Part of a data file

>>>>

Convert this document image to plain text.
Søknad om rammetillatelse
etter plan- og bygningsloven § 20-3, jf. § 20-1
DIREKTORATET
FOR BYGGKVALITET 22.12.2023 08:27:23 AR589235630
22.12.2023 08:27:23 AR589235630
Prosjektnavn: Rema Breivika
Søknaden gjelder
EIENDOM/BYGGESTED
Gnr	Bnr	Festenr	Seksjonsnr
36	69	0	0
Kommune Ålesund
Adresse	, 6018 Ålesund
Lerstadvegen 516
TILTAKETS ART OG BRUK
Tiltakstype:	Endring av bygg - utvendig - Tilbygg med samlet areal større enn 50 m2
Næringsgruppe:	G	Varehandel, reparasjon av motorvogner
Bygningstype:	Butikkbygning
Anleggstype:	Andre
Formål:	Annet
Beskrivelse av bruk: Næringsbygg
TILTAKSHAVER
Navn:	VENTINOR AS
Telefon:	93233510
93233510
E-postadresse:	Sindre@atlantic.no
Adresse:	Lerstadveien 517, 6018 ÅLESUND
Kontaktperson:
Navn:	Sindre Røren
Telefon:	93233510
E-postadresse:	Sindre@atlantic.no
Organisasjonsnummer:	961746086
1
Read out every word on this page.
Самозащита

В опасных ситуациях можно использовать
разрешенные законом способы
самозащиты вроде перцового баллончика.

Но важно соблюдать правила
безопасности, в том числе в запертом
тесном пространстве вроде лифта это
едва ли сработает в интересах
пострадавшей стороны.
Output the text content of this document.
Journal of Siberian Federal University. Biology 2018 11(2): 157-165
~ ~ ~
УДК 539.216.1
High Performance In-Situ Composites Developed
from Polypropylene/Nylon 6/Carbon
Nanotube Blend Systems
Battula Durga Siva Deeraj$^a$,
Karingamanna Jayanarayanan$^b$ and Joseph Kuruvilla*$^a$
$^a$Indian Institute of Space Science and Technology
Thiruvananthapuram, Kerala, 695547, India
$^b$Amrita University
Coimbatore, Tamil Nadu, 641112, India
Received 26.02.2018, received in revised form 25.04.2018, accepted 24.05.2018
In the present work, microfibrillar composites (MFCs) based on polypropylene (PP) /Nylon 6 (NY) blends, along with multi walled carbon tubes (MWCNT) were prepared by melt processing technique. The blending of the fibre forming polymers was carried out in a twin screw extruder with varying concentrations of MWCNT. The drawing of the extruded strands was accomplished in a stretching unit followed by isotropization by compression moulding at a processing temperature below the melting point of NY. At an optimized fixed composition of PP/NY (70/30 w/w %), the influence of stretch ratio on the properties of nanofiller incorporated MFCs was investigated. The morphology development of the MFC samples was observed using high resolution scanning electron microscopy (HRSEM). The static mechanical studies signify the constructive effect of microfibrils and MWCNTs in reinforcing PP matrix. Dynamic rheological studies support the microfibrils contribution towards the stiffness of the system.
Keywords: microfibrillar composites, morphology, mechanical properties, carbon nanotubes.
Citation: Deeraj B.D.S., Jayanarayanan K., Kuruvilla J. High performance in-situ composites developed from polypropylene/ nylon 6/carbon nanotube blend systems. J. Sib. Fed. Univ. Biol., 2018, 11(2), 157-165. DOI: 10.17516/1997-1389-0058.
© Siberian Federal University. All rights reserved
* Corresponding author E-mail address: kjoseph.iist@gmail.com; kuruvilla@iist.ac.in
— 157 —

<<<<

Task details -> Reproduce the complete set of lines precisely as supplied.

Response to the exercise ->
Convert this document image to plain text.
Søknad om rammetillatelse
etter plan- og bygningsloven § 20-3, jf. § 20-1
DIREKTORATET
FOR BYGGKVALITET 22.12.2023 08:27:23 AR589235630
22.12.2023 08:27:23 AR589235630
Prosjektnavn: Rema Breivika
Søknaden gjelder
EIENDOM/BYGGESTED
Gnr	Bnr	Festenr	Seksjonsnr
36	69	0	0
Kommune Ålesund
Adresse	, 6018 Ålesund
Lerstadvegen 516
TILTAKETS ART OG BRUK
Tiltakstype:	Endring av bygg - utvendig - Tilbygg med samlet areal større enn 50 m2
Næringsgruppe:	G	Varehandel, reparasjon av motorvogner
Bygningstype:	Butikkbygning
Anleggstype:	Andre
Formål:	Annet
Beskrivelse av bruk: Næringsbygg
TILTAKSHAVER
Navn:	VENTINOR AS
Telefon:	93233510
93233510
E-postadresse:	Sindre@atlantic.no
Adresse:	Lerstadveien 517, 6018 ÅLESUND
Kontaktperson:
Navn:	Sindre Røren
Telefon:	93233510
E-postadresse:	Sindre@atlantic.no
Organisasjonsnummer:	961746086
1
Read out every word on this page.
Самозащита

В опасных ситуациях можно использовать
разрешенные законом способы
самозащиты вроде перцового баллончика.

Но важно соблюдать правила
безопасности, в том числе в запертом
тесном пространстве вроде лифта это
едва ли сработает в интересах
пострадавшей стороны.
Output the text content of this document.
Journal of Siberian Federal University. Biology 2018 11(2): 157-165
~ ~ ~
УДК 539.216.1
High Performance In-Situ Composites Developed
from Polypropylene/Nylon 6/Carbon
Nanotube Blend Systems
Battula Durga Siva Deeraj$^a$,
Karingamanna Jayanarayanan$^b$ and Joseph Kuruvilla*$^a$
$^a$Indian Institute of Space Science and Technology
Thiruvananthapuram, Kerala, 695547, India
$^b$Amrita University
Coimbatore, Tamil Nadu, 641112, India
Received 26.02.2018, received in revised form 25.04.2018, accepted 24.05.2018
In the present work, microfibrillar composites (MFCs) based on polypropylene (PP) /Nylon 6 (NY) blends, along with multi walled carbon tubes (MWCNT) were prepared by melt processing technique. The blending of the fibre forming polymers was carried out in a twin screw extruder with varying concentrations of MWCNT. The drawing of the extruded strands was accomplished in a stretching unit followed by isotropization by compression moulding at a processing temperature below the melting point of NY. At an optimized fixed composition of PP/NY (70/30 w/w %), the influence of stretch ratio on the properties of nanofiller incorporated MFCs was investigated. The morphology development of the MFC samples was observed using high resolution scanning electron microscopy (HRSEM). The static mechanical studies signify the constructive effect of microfibrils and MWCNTs in reinforcing PP matrix. Dynamic rheological studies support the microfibrils contribution towards the stiffness of the system.
Keywords: microfibrillar composites, morphology, mechanical properties, carbon nanotubes.
Citation: Deeraj B.D.S., Jayanarayanan K., Kuruvilla J. High performance in-situ composites developed from polypropylene/ nylon 6/carbon nanotube blend systems. J. Sib. Fed. Univ. Biol., 2018, 11(2), 157-165. DOI: 10.17516/1997-1389-0058.
© Siberian Federal University. All rights reserved
* Corresponding author E-mail address: kjoseph.iist@gmail.com; kuruvilla@iist.ac.in
— 157 —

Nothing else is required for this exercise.